- _EXERCISE GOAL_
Omit the pictures, then write out every entry exactly as it reads.

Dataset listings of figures
== == ==

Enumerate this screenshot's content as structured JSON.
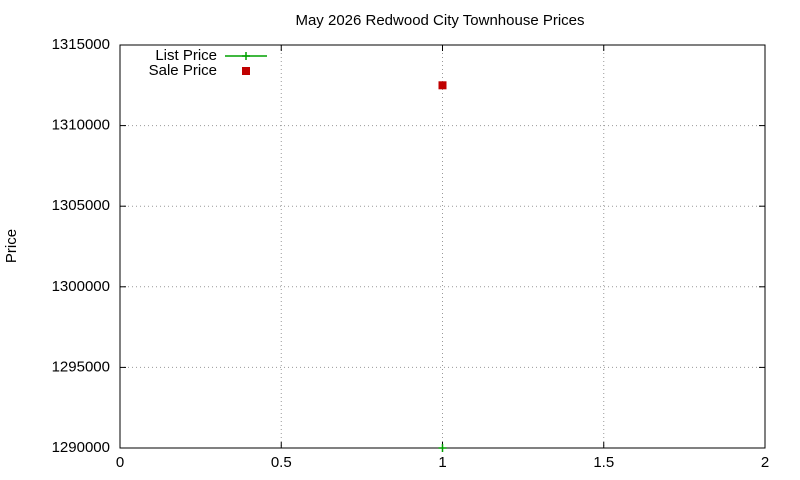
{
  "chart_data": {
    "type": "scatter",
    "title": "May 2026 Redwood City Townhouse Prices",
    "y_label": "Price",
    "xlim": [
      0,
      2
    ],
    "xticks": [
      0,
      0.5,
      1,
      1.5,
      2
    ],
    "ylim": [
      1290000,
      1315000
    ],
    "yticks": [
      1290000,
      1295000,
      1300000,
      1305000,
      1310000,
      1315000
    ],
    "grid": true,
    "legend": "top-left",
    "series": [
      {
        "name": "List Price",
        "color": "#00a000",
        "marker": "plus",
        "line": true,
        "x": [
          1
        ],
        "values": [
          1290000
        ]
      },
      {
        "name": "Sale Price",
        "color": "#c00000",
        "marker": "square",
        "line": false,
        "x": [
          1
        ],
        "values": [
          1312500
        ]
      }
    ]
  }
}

== == ==

- _RESPONSE TO THE TASK_
Enumerate this screenshot's content as structured JSON.
{
  "chart_data": {
    "type": "scatter",
    "title": "May 2026 Redwood City Townhouse Prices",
    "y_label": "Price",
    "xlim": [
      0,
      2
    ],
    "xticks": [
      0,
      0.5,
      1,
      1.5,
      2
    ],
    "ylim": [
      1290000,
      1315000
    ],
    "yticks": [
      1290000,
      1295000,
      1300000,
      1305000,
      1310000,
      1315000
    ],
    "grid": true,
    "legend": "top-left",
    "series": [
      {
        "name": "List Price",
        "color": "#00a000",
        "marker": "plus",
        "line": true,
        "x": [
          1
        ],
        "values": [
          1290000
        ]
      },
      {
        "name": "Sale Price",
        "color": "#c00000",
        "marker": "square",
        "line": false,
        "x": [
          1
        ],
        "values": [
          1312500
        ]
      }
    ]
  }
}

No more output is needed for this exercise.